Dataset excerpts>
◇ ◇ ◇
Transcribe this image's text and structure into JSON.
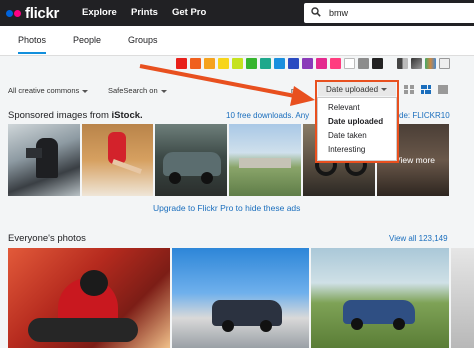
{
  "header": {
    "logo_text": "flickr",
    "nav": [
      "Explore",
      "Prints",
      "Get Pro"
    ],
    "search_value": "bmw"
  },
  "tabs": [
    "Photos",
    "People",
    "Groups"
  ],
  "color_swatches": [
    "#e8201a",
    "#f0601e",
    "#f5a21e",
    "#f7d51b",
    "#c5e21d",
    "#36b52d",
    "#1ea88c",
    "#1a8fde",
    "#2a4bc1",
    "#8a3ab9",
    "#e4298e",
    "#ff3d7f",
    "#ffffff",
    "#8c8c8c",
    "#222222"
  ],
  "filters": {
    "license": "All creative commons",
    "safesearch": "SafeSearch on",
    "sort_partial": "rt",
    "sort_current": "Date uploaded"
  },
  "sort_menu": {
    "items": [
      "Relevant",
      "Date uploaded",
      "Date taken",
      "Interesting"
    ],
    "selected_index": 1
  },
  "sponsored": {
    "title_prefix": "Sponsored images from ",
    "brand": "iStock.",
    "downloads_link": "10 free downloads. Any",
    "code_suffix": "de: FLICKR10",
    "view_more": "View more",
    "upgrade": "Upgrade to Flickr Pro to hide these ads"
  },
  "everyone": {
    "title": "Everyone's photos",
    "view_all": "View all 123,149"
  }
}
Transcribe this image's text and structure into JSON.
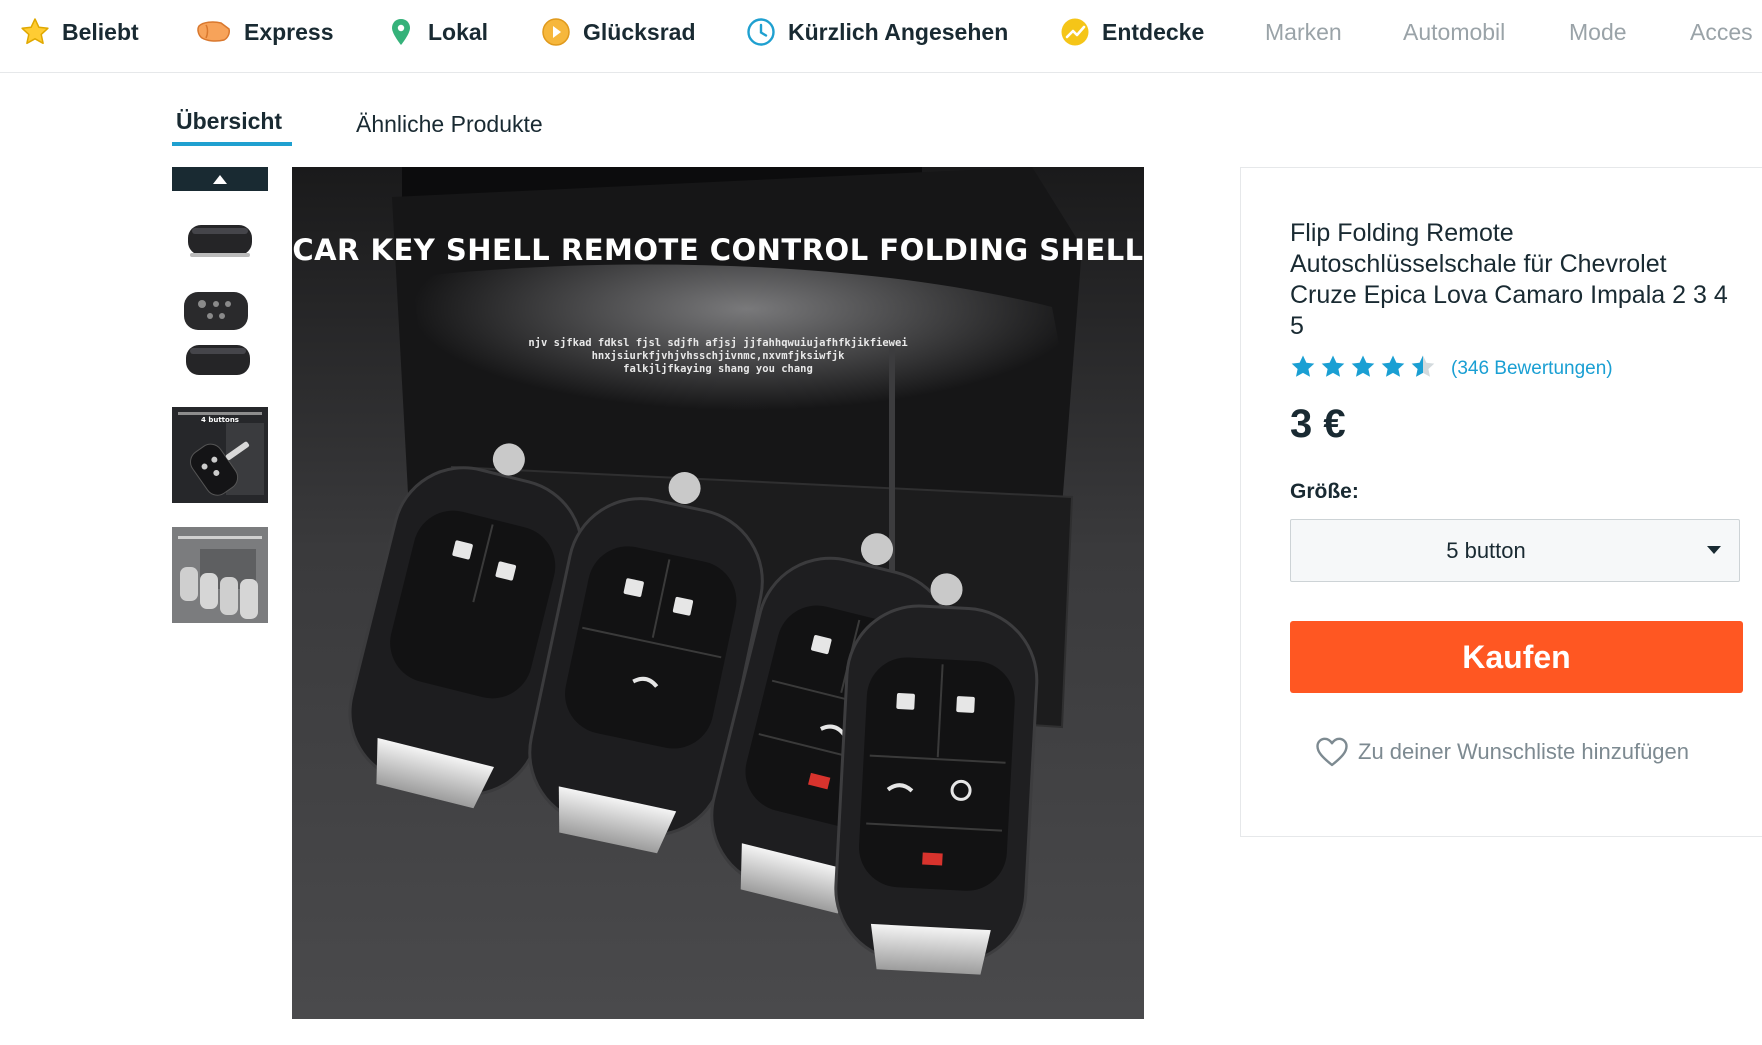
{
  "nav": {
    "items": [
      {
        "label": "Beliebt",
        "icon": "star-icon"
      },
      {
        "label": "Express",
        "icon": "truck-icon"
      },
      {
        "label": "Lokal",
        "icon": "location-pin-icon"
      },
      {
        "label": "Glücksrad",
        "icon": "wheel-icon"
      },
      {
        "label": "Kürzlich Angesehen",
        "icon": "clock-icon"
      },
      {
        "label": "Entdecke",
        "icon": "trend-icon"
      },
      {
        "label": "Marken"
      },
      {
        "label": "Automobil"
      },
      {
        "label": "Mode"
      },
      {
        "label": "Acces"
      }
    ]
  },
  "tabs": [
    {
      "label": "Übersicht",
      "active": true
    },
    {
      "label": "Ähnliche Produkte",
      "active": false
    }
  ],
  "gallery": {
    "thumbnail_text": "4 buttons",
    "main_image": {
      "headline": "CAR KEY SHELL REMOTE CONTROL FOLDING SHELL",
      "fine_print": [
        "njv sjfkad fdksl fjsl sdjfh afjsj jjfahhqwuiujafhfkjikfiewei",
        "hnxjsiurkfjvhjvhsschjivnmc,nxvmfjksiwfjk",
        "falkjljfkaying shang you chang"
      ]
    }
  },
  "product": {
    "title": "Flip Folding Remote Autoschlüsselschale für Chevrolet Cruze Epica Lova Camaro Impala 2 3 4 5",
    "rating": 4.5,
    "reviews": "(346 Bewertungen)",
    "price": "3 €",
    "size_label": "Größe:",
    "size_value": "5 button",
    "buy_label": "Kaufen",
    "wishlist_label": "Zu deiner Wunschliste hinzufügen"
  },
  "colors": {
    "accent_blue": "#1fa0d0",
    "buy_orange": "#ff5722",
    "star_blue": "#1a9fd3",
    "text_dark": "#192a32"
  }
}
◇ ◇ ◇
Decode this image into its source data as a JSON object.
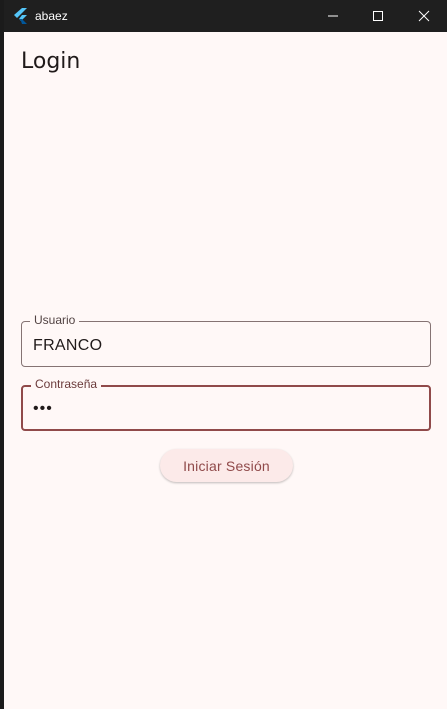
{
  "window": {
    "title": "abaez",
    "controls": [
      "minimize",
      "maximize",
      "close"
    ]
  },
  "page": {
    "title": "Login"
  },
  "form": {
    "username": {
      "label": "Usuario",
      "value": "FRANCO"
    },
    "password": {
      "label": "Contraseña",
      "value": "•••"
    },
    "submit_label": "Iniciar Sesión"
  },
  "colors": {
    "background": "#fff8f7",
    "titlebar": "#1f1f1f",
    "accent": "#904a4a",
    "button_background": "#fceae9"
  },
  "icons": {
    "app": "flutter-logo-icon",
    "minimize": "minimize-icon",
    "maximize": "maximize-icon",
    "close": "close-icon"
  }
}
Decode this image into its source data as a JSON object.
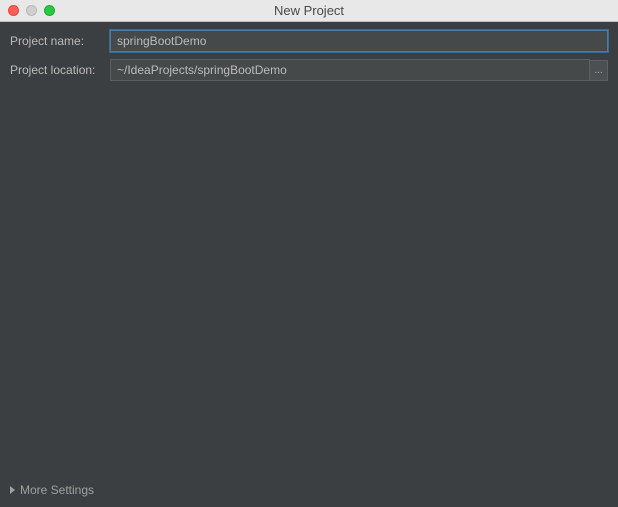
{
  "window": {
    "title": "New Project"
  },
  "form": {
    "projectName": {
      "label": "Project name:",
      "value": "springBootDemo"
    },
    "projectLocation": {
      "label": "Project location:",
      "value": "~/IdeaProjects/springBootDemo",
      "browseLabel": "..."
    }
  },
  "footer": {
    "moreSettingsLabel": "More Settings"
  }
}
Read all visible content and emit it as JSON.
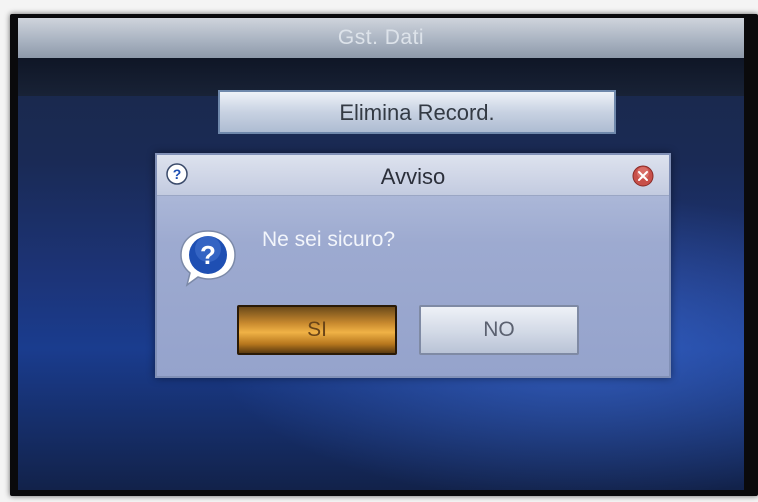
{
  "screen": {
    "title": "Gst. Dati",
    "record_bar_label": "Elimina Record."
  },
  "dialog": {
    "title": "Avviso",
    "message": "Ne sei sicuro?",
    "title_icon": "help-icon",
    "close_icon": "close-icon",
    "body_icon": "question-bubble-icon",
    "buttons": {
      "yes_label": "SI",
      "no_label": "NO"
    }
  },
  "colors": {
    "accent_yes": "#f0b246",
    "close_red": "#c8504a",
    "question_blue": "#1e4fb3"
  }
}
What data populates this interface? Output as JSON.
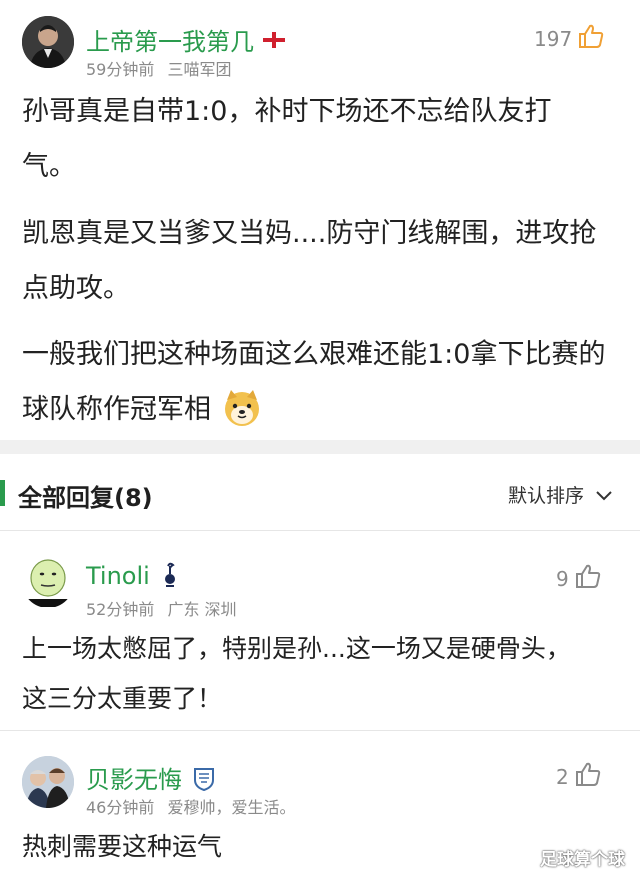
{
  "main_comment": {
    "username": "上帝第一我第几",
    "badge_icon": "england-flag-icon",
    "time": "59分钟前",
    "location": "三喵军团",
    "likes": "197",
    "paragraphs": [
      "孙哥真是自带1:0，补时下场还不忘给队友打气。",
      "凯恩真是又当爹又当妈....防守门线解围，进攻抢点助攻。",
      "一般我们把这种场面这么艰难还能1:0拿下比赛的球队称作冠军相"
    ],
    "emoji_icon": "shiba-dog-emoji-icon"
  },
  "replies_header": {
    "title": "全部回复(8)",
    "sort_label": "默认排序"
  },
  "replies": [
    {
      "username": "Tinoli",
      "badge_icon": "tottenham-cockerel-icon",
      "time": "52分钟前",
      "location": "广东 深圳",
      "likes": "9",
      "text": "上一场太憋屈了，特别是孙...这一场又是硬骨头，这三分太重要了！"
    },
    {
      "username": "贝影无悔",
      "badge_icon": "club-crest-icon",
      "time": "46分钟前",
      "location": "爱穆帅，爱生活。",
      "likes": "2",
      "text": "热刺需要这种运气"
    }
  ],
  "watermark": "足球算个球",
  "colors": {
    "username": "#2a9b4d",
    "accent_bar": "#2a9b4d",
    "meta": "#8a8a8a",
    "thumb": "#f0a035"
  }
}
◇ ◇ ◇
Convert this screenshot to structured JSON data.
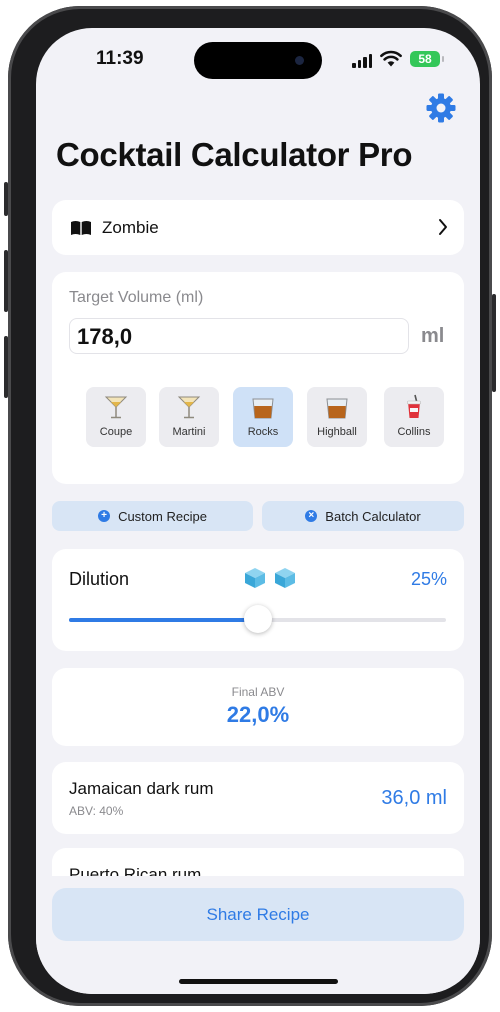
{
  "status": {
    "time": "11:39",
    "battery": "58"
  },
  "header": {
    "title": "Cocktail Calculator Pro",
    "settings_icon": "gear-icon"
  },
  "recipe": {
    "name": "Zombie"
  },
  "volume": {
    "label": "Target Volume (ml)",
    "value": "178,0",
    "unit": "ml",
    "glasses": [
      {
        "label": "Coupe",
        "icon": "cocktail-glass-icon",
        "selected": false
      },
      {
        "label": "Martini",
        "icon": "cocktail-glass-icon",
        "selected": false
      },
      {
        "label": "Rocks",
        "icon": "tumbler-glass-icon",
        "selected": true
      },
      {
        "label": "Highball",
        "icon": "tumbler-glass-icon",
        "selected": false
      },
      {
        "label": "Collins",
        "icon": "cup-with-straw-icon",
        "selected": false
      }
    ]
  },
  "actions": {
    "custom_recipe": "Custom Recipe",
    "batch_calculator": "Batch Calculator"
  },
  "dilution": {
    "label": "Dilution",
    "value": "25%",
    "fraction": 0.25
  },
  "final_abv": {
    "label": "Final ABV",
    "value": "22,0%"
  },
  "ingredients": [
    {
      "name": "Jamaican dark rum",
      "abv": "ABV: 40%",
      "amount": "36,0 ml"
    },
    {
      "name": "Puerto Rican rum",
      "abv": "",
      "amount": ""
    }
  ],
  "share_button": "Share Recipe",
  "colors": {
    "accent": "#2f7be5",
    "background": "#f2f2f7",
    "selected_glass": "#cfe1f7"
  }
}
◇ ◇ ◇
Problem statement>
Copy each line from the data above that includes "springBootDemo".

Completed exercise>
      "value": "springBootDemo"
      "value": "~/IdeaProjects/springBootDemo",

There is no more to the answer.